Teks Sumber -
◇ ◇ ◇ ◇

Secara garis besar kebijakan ini mengatur para pekerja untuk menyisihkan sebagian penghasilannya sebesar 2,5% untuk “membantu” menyediakan perumahan bagi masyarakat berpenghasilan rendah. Dalam program yang terdengar “Dermawan” ini perusahaan turut berpartisipasi sebesar 0,5% sehingga genap menjadi 3% sesuai dengan besaran simpanan peserta yang ditetapkan.
Berbeda dengan kebijakan jaminan sosial seperti BPJS (Badan Penyelenggara Jaminan Sosial) Kesehatan atau Ketenagakerjaan yang pesertanya turut merasakan manfaatnya, peserta Tapera yang berhak merasakan manfaat pemberian kredit hanya pekerja dengan penghasilan maksimum Rp8 juta dan Rp10 juta untuk wilayah Papua. Adapun bagi pekerja dengan penghasilan di atas nominal tersebut yang dijuluki “Penabung Mulia” diberikan janji imbalan berupa dana pensiun di kemudian hari oleh pemerintah.
Selain menjadi beban baru bagi para pekerja swasta, pekerja mandiri, aparatur negara, bahkan pekerja asing, kebijakan Tapera juga menjadi model tabungan pemaksaan bagi generasi sandwich. Generasi sandwich dimaknai sebagai orang dewasa yang berperan untuk menanggung finansial tidak hanya atas dirinya tetapi juga orang tua, adik, anak, bahkan cucu. Posisi yang terhimpit ini lah digambarkan semacam roti isi (sandwich).

◇ ◇ ◇ ◇

Bagian Data -
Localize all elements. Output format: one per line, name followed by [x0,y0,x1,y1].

◇ ◇ ◇ ◇

Daftar Tugas -
**1)** Kutip persis bagian teks tentang Tapera di antara "Selain menjadi beban" dan "roti isi (sandwich).", termasuk kedua ujungnya.
**2)** Teruskan teks tentang kebijakan Tapera, dimulai tepat setelah kalimat terakhirnya.

Jawaban Berurutan -
**1)**
Selain menjadi beban baru bagi para pekerja swasta, pekerja mandiri, aparatur negara, bahkan pekerja asing, kebijakan Tapera juga menjadi model tabungan pemaksaan bagi generasi sandwich. Generasi sandwich dimaknai sebagai orang dewasa yang berperan untuk menanggung finansial tidak hanya atas dirinya tetapi juga orang tua, adik, anak, bahkan cucu. Posisi yang terhimpit ini lah digambarkan semacam roti isi (sandwich).

**2)**
Adanya kebijakan pemerintah berupa Tapera, generasi sandwich diibaratkan sebagai peribahasa “sudah jatuh tertimpa tangga pula” Sudah menjadi tulang punggung keluarga turut menjadi tulang punggung bagi negara karena turut ikut menyisihkan penghasilannya untuk penyediaan perumahan bagi masyarakat berpenghasilan rendah. Biaya hidup seperti pendidikan yang makin mahal, kebutuhan pokok yang tak kalah meroket ditambah dengan penghasilan yang harus dipangkas untuk iuran program asuransi sosial milik pemerintah menjadi bukti beratnya menjadi generasi sandwich.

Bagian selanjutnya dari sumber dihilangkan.